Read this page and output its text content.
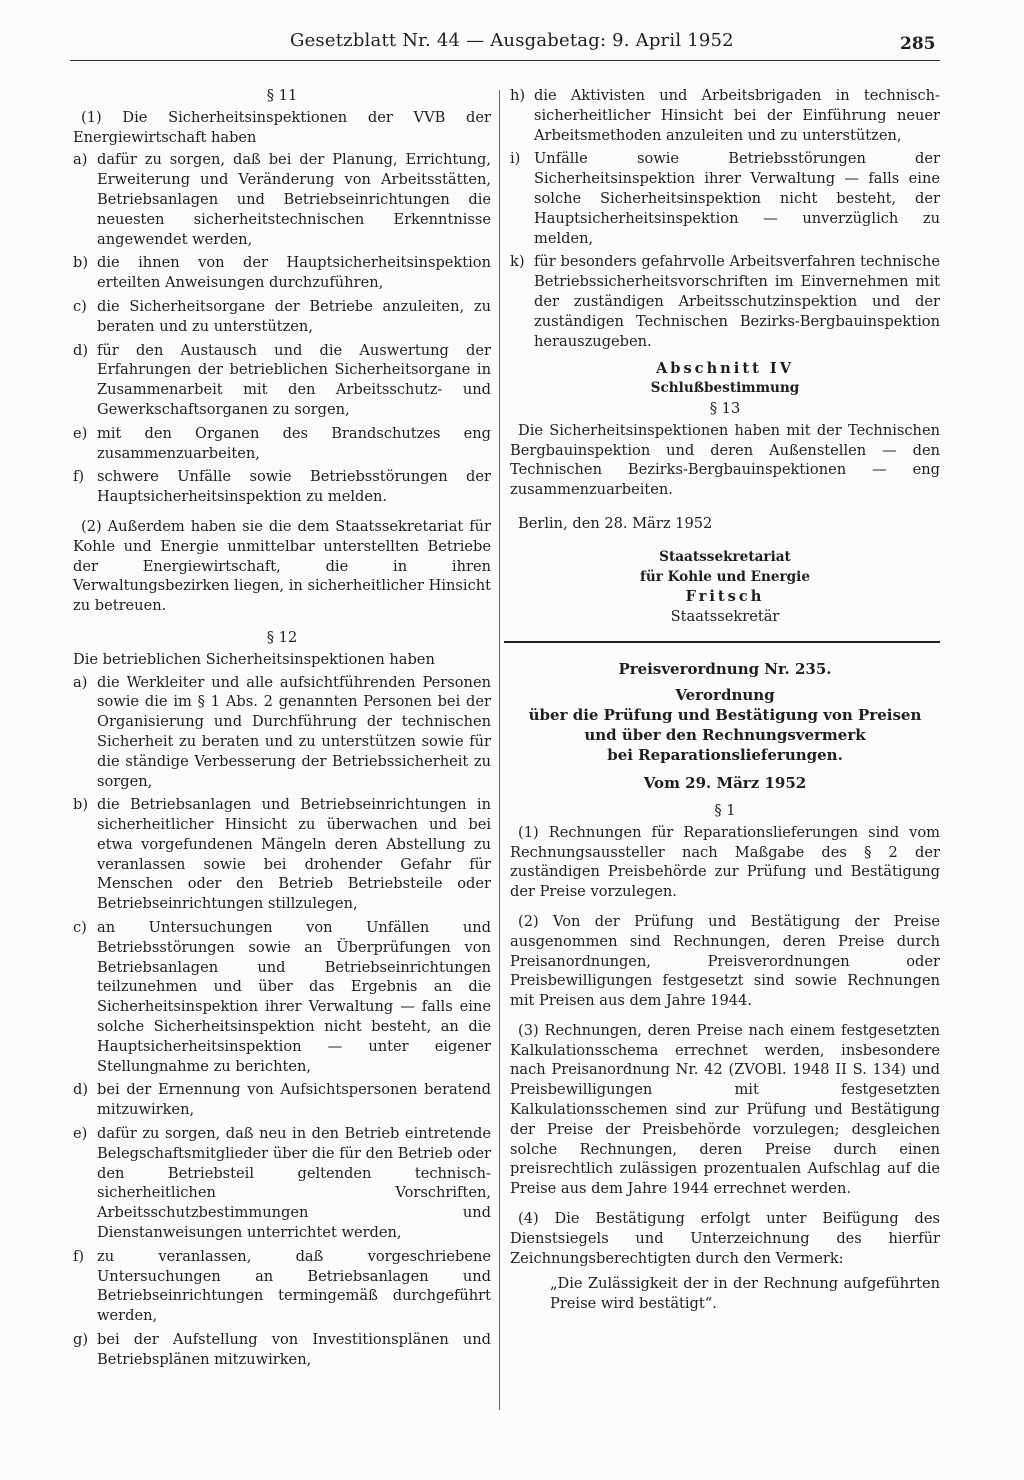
Gesetzblatt Nr. 44 — Ausgabetag: 9. April 1952	285
§ 11
(1) Die Sicherheitsinspektionen der VVB der Energiewirtschaft haben
a) dafür zu sorgen, daß bei der Planung, Errichtung, Erweiterung und Veränderung von Arbeitsstätten, Betriebsanlagen und Betriebseinrichtungen die neuesten sicherheitstechnischen Erkenntnisse angewendet werden,
b) die ihnen von der Hauptsicherheitsinspektion erteilten Anweisungen durchzuführen,
c) die Sicherheitsorgane der Betriebe anzuleiten, zu beraten und zu unterstützen,
d) für den Austausch und die Auswertung der Erfahrungen der betrieblichen Sicherheitsorgane in Zusammenarbeit mit den Arbeitsschutz- und Gewerkschaftsorganen zu sorgen,
e) mit den Organen des Brandschutzes eng zusammenzuarbeiten,
f) schwere Unfälle sowie Betriebsstörungen der Hauptsicherheitsinspektion zu melden.
(2) Außerdem haben sie die dem Staatssekretariat für Kohle und Energie unmittelbar unterstellten Betriebe der Energiewirtschaft, die in ihren Verwaltungsbezirken liegen, in sicherheitlicher Hinsicht zu betreuen.
§ 12
Die betrieblichen Sicherheitsinspektionen haben
a) die Werkleiter und alle aufsichtführenden Personen sowie die im § 1 Abs. 2 genannten Personen bei der Organisierung und Durchführung der technischen Sicherheit zu beraten und zu unterstützen sowie für die ständige Verbesserung der Betriebssicherheit zu sorgen,
b) die Betriebsanlagen und Betriebseinrichtungen in sicherheitlicher Hinsicht zu überwachen und bei etwa vorgefundenen Mängeln deren Abstellung zu veranlassen sowie bei drohender Gefahr für Menschen oder den Betrieb Betriebsteile oder Betriebseinrichtungen stillzulegen,
c) an Untersuchungen von Unfällen und Betriebsstörungen sowie an Überprüfungen von Betriebsanlagen und Betriebseinrichtungen teilzunehmen und über das Ergebnis an die Sicherheitsinspektion ihrer Verwaltung — falls eine solche Sicherheitsinspektion nicht besteht, an die Hauptsicherheitsinspektion — unter eigener Stellungnahme zu berichten,
d) bei der Ernennung von Aufsichtspersonen beratend mitzuwirken,
e) dafür zu sorgen, daß neu in den Betrieb eintretende Belegschaftsmitglieder über die für den Betrieb oder den Betriebsteil geltenden technisch-sicherheitlichen Vorschriften, Arbeitsschutzbestimmungen und Dienstanweisungen unterrichtet werden,
f) zu veranlassen, daß vorgeschriebene Untersuchungen an Betriebsanlagen und Betriebseinrichtungen termingemäß durchgeführt werden,
g) bei der Aufstellung von Investitionsplänen und Betriebsplänen mitzuwirken,
h) die Aktivisten und Arbeitsbrigaden in technisch-sicherheitlicher Hinsicht bei der Einführung neuer Arbeitsmethoden anzuleiten und zu unterstützen,
i) Unfälle sowie Betriebsstörungen der Sicherheitsinspektion ihrer Verwaltung — falls eine solche Sicherheitsinspektion nicht besteht, der Hauptsicherheitsinspektion — unverzüglich zu melden,
k) für besonders gefahrvolle Arbeitsverfahren technische Betriebssicherheitsvorschriften im Einvernehmen mit der zuständigen Arbeitsschutzinspektion und der zuständigen Technischen Bezirks-Bergbauinspektion herauszugeben.
Abschnitt IV
Schlußbestimmung
§ 13
Die Sicherheitsinspektionen haben mit der Technischen Bergbauinspektion und deren Außenstellen — den Technischen Bezirks-Bergbauinspektionen — eng zusammenzuarbeiten.
Berlin, den 28. März 1952
Staatssekretariat
für Kohle und Energie
Fritsch
Staatssekretär
Preisverordnung Nr. 235.
Verordnung
über die Prüfung und Bestätigung von Preisen
und über den Rechnungsvermerk
bei Reparationslieferungen.
Vom 29. März 1952
§ 1
(1) Rechnungen für Reparationslieferungen sind vom Rechnungsaussteller nach Maßgabe des § 2 der zuständigen Preisbehörde zur Prüfung und Bestätigung der Preise vorzulegen.
(2) Von der Prüfung und Bestätigung der Preise ausgenommen sind Rechnungen, deren Preise durch Preisanordnungen, Preisverordnungen oder Preisbewilligungen festgesetzt sind sowie Rechnungen mit Preisen aus dem Jahre 1944.
(3) Rechnungen, deren Preise nach einem festgesetzten Kalkulationsschema errechnet werden, insbesondere nach Preisanordnung Nr. 42 (ZVOBl. 1948 II S. 134) und Preisbewilligungen mit festgesetzten Kalkulationsschemen sind zur Prüfung und Bestätigung der Preise der Preisbehörde vorzulegen; desgleichen solche Rechnungen, deren Preise durch einen preisrechtlich zulässigen prozentualen Aufschlag auf die Preise aus dem Jahre 1944 errechnet werden.
(4) Die Bestätigung erfolgt unter Beifügung des Dienstsiegels und Unterzeichnung des hierfür Zeichnungsberechtigten durch den Vermerk:
„Die Zulässigkeit der in der Rechnung aufgeführten Preise wird bestätigt“.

# # # # #

▶ WHAT IS REQUIRED
Please reproduce every record exactly as written, excluding the pictures.

▶ ANSWER TO THIS EXERCISE
Read this page and output its text content.
Gesetzblatt Nr. 44 — Ausgabetag: 9. April 1952	285
§ 11
(1) Die Sicherheitsinspektionen der VVB der Energiewirtschaft haben
a) dafür zu sorgen, daß bei der Planung, Errichtung, Erweiterung und Veränderung von Arbeitsstätten, Betriebsanlagen und Betriebseinrichtungen die neuesten sicherheitstechnischen Erkenntnisse angewendet werden,
b) die ihnen von der Hauptsicherheitsinspektion erteilten Anweisungen durchzuführen,
c) die Sicherheitsorgane der Betriebe anzuleiten, zu beraten und zu unterstützen,
d) für den Austausch und die Auswertung der Erfahrungen der betrieblichen Sicherheitsorgane in Zusammenarbeit mit den Arbeitsschutz- und Gewerkschaftsorganen zu sorgen,
e) mit den Organen des Brandschutzes eng zusammenzuarbeiten,
f) schwere Unfälle sowie Betriebsstörungen der Hauptsicherheitsinspektion zu melden.
(2) Außerdem haben sie die dem Staatssekretariat für Kohle und Energie unmittelbar unterstellten Betriebe der Energiewirtschaft, die in ihren Verwaltungsbezirken liegen, in sicherheitlicher Hinsicht zu betreuen.
§ 12
Die betrieblichen Sicherheitsinspektionen haben
a) die Werkleiter und alle aufsichtführenden Personen sowie die im § 1 Abs. 2 genannten Personen bei der Organisierung und Durchführung der technischen Sicherheit zu beraten und zu unterstützen sowie für die ständige Verbesserung der Betriebssicherheit zu sorgen,
b) die Betriebsanlagen und Betriebseinrichtungen in sicherheitlicher Hinsicht zu überwachen und bei etwa vorgefundenen Mängeln deren Abstellung zu veranlassen sowie bei drohender Gefahr für Menschen oder den Betrieb Betriebsteile oder Betriebseinrichtungen stillzulegen,
c) an Untersuchungen von Unfällen und Betriebsstörungen sowie an Überprüfungen von Betriebsanlagen und Betriebseinrichtungen teilzunehmen und über das Ergebnis an die Sicherheitsinspektion ihrer Verwaltung — falls eine solche Sicherheitsinspektion nicht besteht, an die Hauptsicherheitsinspektion — unter eigener Stellungnahme zu berichten,
d) bei der Ernennung von Aufsichtspersonen beratend mitzuwirken,
e) dafür zu sorgen, daß neu in den Betrieb eintretende Belegschaftsmitglieder über die für den Betrieb oder den Betriebsteil geltenden technisch-sicherheitlichen Vorschriften, Arbeitsschutzbestimmungen und Dienstanweisungen unterrichtet werden,
f) zu veranlassen, daß vorgeschriebene Untersuchungen an Betriebsanlagen und Betriebseinrichtungen termingemäß durchgeführt werden,
g) bei der Aufstellung von Investitionsplänen und Betriebsplänen mitzuwirken,
h) die Aktivisten und Arbeitsbrigaden in technisch-sicherheitlicher Hinsicht bei der Einführung neuer Arbeitsmethoden anzuleiten und zu unterstützen,
i) Unfälle sowie Betriebsstörungen der Sicherheitsinspektion ihrer Verwaltung — falls eine solche Sicherheitsinspektion nicht besteht, der Hauptsicherheitsinspektion — unverzüglich zu melden,
k) für besonders gefahrvolle Arbeitsverfahren technische Betriebssicherheitsvorschriften im Einvernehmen mit der zuständigen Arbeitsschutzinspektion und der zuständigen Technischen Bezirks-Bergbauinspektion herauszugeben.
Abschnitt IV
Schlußbestimmung
§ 13
Die Sicherheitsinspektionen haben mit der Technischen Bergbauinspektion und deren Außenstellen — den Technischen Bezirks-Bergbauinspektionen — eng zusammenzuarbeiten.
Berlin, den 28. März 1952
Staatssekretariat
für Kohle und Energie
Fritsch
Staatssekretär
Preisverordnung Nr. 235.
Verordnung
über die Prüfung und Bestätigung von Preisen
und über den Rechnungsvermerk
bei Reparationslieferungen.
Vom 29. März 1952
§ 1
(1) Rechnungen für Reparationslieferungen sind vom Rechnungsaussteller nach Maßgabe des § 2 der zuständigen Preisbehörde zur Prüfung und Bestätigung der Preise vorzulegen.
(2) Von der Prüfung und Bestätigung der Preise ausgenommen sind Rechnungen, deren Preise durch Preisanordnungen, Preisverordnungen oder Preisbewilligungen festgesetzt sind sowie Rechnungen mit Preisen aus dem Jahre 1944.
(3) Rechnungen, deren Preise nach einem festgesetzten Kalkulationsschema errechnet werden, insbesondere nach Preisanordnung Nr. 42 (ZVOBl. 1948 II S. 134) und Preisbewilligungen mit festgesetzten Kalkulationsschemen sind zur Prüfung und Bestätigung der Preise der Preisbehörde vorzulegen; desgleichen solche Rechnungen, deren Preise durch einen preisrechtlich zulässigen prozentualen Aufschlag auf die Preise aus dem Jahre 1944 errechnet werden.
(4) Die Bestätigung erfolgt unter Beifügung des Dienstsiegels und Unterzeichnung des hierfür Zeichnungsberechtigten durch den Vermerk:
„Die Zulässigkeit der in der Rechnung aufgeführten Preise wird bestätigt“.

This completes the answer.